:: Task prompt ::
Give the number of lines that include the word "Axes", nothing more.
▼
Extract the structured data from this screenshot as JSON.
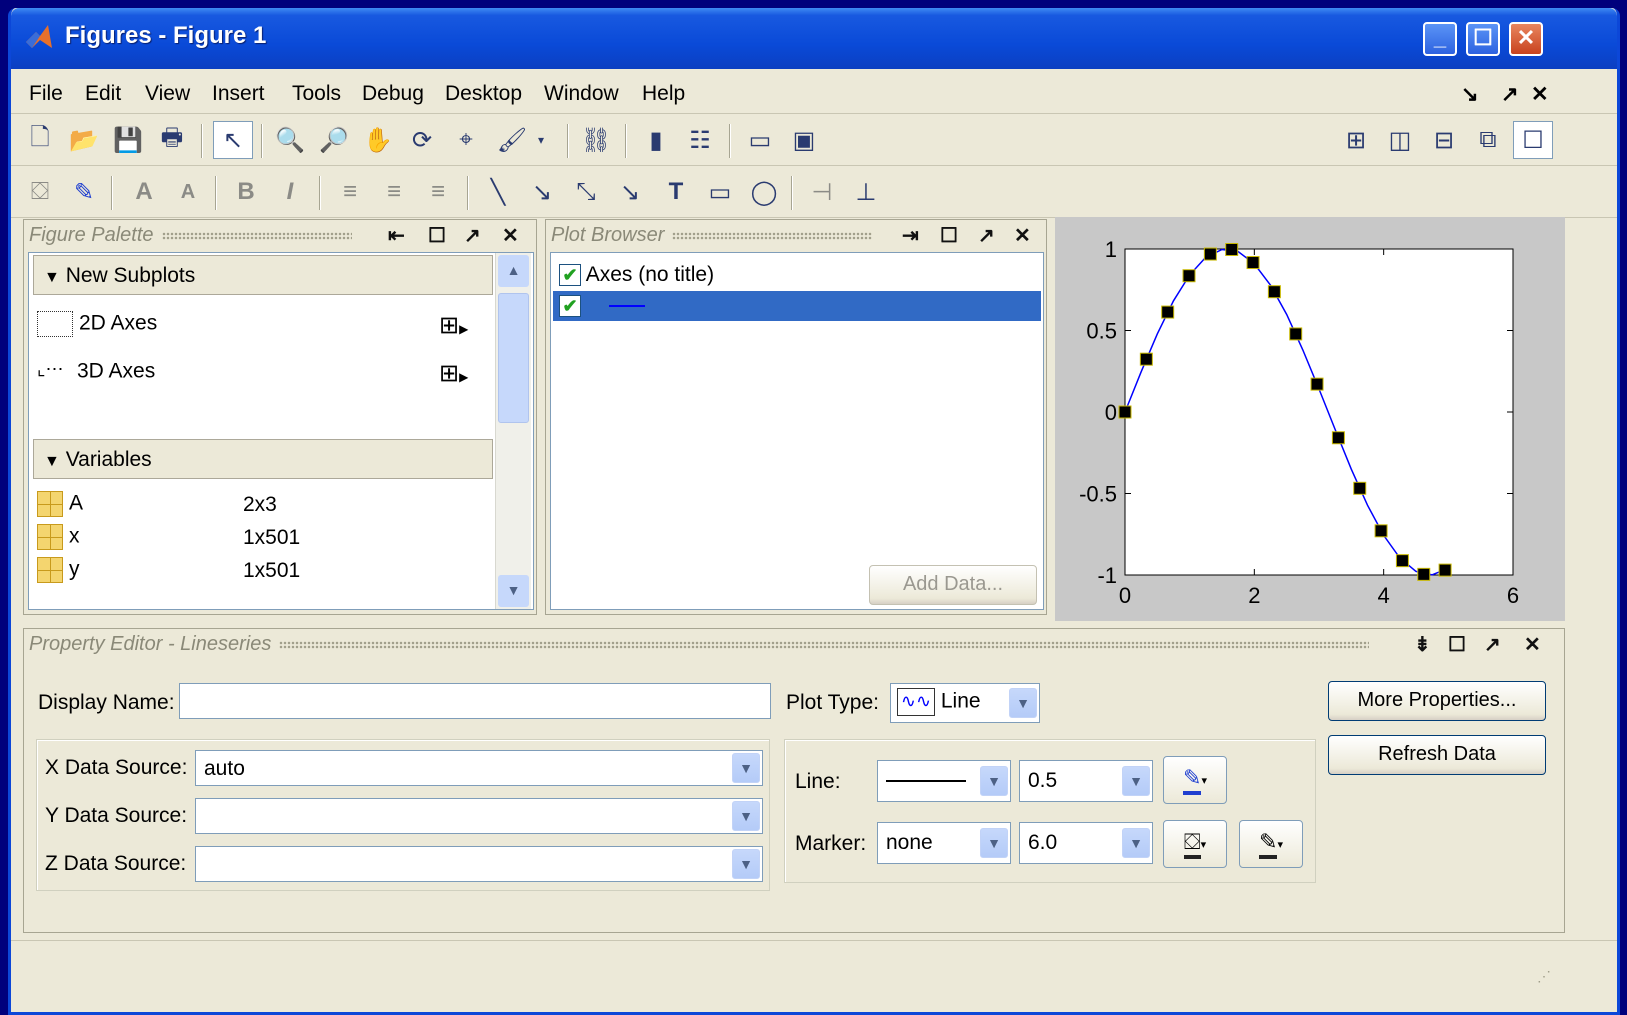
{
  "window": {
    "title": "Figures - Figure 1"
  },
  "menu": [
    "File",
    "Edit",
    "View",
    "Insert",
    "Tools",
    "Debug",
    "Desktop",
    "Window",
    "Help"
  ],
  "palette": {
    "header": "Figure Palette",
    "new_subplots": "New Subplots",
    "axes2d": "2D Axes",
    "axes3d": "3D Axes",
    "variables_header": "Variables",
    "variables": [
      {
        "name": "A",
        "size": "2x3"
      },
      {
        "name": "x",
        "size": "1x501"
      },
      {
        "name": "y",
        "size": "1x501"
      }
    ]
  },
  "browser": {
    "header": "Plot Browser",
    "axes_item": "Axes (no title)",
    "add_data": "Add Data..."
  },
  "editor": {
    "header": "Property Editor - Lineseries",
    "display_name_label": "Display Name:",
    "display_name_value": "",
    "x_source_label": "X Data Source:",
    "x_source_value": "auto",
    "y_source_label": "Y Data Source:",
    "y_source_value": "",
    "z_source_label": "Z Data Source:",
    "z_source_value": "",
    "plot_type_label": "Plot Type:",
    "plot_type_value": "Line",
    "line_label": "Line:",
    "line_width": "0.5",
    "marker_label": "Marker:",
    "marker_value": "none",
    "marker_size": "6.0",
    "more_properties": "More Properties...",
    "refresh_data": "Refresh Data"
  },
  "colors": {
    "line": "#0000ff",
    "marker": "#000000",
    "selection": "#316ac5"
  },
  "chart_data": {
    "type": "line",
    "series": [
      {
        "style": "curve",
        "x": [
          0,
          0.25,
          0.5,
          0.75,
          1,
          1.25,
          1.5,
          1.75,
          2,
          2.25,
          2.5,
          2.75,
          3,
          3.25,
          3.5,
          3.75,
          4,
          4.25,
          4.5,
          4.75,
          5
        ],
        "y": [
          0,
          0.247,
          0.479,
          0.682,
          0.841,
          0.949,
          0.997,
          0.984,
          0.909,
          0.778,
          0.598,
          0.381,
          0.141,
          -0.108,
          -0.351,
          -0.572,
          -0.757,
          -0.895,
          -0.978,
          -0.999,
          -0.959
        ]
      },
      {
        "style": "markers",
        "x": [
          0,
          0.33,
          0.66,
          0.99,
          1.32,
          1.65,
          1.98,
          2.31,
          2.64,
          2.97,
          3.3,
          3.63,
          3.96,
          4.29,
          4.62,
          4.95
        ],
        "y": [
          0,
          0.324,
          0.613,
          0.836,
          0.969,
          0.997,
          0.917,
          0.738,
          0.479,
          0.171,
          -0.158,
          -0.468,
          -0.729,
          -0.912,
          -0.996,
          -0.97
        ]
      }
    ],
    "xlim": [
      0,
      6
    ],
    "ylim": [
      -1,
      1
    ],
    "xticks": [
      "0",
      "2",
      "4",
      "6"
    ],
    "yticks": [
      "1",
      "0.5",
      "0",
      "-0.5",
      "-1"
    ]
  }
}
▲
:: Expected answer ::
3